■ **RECORDS FOR PROCESSING**
● ● ● ● ●

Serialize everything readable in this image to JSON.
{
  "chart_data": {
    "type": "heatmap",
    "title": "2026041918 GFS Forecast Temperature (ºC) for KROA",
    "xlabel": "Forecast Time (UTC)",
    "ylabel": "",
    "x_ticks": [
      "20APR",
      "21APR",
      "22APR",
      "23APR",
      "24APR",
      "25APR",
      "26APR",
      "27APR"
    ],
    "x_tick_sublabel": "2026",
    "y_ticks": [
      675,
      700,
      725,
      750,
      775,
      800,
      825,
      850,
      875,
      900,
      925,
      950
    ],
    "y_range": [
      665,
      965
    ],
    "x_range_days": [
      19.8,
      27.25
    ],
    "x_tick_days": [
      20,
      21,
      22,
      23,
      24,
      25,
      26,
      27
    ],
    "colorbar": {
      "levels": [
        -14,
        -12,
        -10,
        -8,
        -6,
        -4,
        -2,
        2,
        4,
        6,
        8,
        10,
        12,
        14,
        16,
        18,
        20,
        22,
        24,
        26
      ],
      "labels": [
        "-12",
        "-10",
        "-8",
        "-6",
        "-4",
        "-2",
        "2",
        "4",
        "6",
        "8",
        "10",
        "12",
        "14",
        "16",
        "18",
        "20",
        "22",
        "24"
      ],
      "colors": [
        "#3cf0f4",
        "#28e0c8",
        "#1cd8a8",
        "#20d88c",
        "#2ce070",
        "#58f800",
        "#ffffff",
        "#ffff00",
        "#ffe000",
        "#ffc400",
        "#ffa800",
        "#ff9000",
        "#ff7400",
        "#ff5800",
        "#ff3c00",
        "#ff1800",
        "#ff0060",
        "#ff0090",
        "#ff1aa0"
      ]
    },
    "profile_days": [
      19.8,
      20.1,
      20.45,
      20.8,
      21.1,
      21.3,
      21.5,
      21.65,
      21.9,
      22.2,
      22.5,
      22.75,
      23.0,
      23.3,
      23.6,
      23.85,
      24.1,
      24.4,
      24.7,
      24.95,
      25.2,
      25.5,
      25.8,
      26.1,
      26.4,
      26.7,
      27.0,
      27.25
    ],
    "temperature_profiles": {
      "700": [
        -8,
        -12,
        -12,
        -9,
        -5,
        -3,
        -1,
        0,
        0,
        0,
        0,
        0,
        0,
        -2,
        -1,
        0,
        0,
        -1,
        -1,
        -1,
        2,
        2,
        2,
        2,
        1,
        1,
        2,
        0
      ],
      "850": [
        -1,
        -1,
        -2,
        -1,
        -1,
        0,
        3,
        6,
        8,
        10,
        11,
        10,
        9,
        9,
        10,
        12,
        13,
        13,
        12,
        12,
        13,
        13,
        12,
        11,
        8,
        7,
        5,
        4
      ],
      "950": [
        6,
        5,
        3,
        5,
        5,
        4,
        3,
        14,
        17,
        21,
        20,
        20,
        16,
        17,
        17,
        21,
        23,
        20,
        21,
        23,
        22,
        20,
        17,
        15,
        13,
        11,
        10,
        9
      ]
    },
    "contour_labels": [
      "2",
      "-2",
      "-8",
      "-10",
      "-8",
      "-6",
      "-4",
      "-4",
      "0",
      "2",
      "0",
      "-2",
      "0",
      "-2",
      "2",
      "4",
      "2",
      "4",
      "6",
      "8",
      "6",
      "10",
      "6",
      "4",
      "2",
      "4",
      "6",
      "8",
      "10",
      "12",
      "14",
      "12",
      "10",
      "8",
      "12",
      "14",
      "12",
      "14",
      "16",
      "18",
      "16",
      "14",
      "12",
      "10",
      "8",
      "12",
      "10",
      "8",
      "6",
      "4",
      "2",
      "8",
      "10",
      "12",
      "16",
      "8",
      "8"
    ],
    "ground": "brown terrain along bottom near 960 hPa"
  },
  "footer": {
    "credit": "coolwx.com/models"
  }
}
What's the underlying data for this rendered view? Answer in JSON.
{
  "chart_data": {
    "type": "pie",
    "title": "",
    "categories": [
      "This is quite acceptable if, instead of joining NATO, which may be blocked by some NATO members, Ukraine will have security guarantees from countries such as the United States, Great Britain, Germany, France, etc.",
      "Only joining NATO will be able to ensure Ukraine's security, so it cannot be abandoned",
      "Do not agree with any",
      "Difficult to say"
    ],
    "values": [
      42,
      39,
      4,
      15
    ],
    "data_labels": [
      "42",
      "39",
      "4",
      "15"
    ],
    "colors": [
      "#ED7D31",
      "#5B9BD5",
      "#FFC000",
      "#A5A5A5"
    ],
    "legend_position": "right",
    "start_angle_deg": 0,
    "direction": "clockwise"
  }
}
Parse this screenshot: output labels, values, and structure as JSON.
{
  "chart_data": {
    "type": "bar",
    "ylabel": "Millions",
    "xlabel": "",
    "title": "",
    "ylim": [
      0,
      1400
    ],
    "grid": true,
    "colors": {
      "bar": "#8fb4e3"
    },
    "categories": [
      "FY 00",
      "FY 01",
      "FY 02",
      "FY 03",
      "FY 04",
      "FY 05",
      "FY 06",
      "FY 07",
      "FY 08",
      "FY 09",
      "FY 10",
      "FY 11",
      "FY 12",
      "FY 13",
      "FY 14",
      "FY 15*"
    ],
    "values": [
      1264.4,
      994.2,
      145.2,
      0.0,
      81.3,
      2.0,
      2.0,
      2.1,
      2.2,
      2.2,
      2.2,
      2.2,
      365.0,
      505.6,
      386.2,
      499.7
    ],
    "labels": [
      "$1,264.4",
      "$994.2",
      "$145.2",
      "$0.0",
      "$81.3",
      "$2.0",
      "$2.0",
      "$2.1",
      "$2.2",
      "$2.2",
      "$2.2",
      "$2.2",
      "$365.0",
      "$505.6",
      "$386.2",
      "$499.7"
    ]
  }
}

● ● ● ● ●

■ **EXERCISE BRIEF**
Give back, unchanged, every line from the one with "Parse this screenshot: output" to the end of the entries above.

■ **CORRECT RESULT**
Parse this screenshot: output labels, values, and structure as JSON.
{
  "chart_data": {
    "type": "bar",
    "ylabel": "Millions",
    "xlabel": "",
    "title": "",
    "ylim": [
      0,
      1400
    ],
    "grid": true,
    "colors": {
      "bar": "#8fb4e3"
    },
    "categories": [
      "FY 00",
      "FY 01",
      "FY 02",
      "FY 03",
      "FY 04",
      "FY 05",
      "FY 06",
      "FY 07",
      "FY 08",
      "FY 09",
      "FY 10",
      "FY 11",
      "FY 12",
      "FY 13",
      "FY 14",
      "FY 15*"
    ],
    "values": [
      1264.4,
      994.2,
      145.2,
      0.0,
      81.3,
      2.0,
      2.0,
      2.1,
      2.2,
      2.2,
      2.2,
      2.2,
      365.0,
      505.6,
      386.2,
      499.7
    ],
    "labels": [
      "$1,264.4",
      "$994.2",
      "$145.2",
      "$0.0",
      "$81.3",
      "$2.0",
      "$2.0",
      "$2.1",
      "$2.2",
      "$2.2",
      "$2.2",
      "$2.2",
      "$365.0",
      "$505.6",
      "$386.2",
      "$499.7"
    ]
  }
}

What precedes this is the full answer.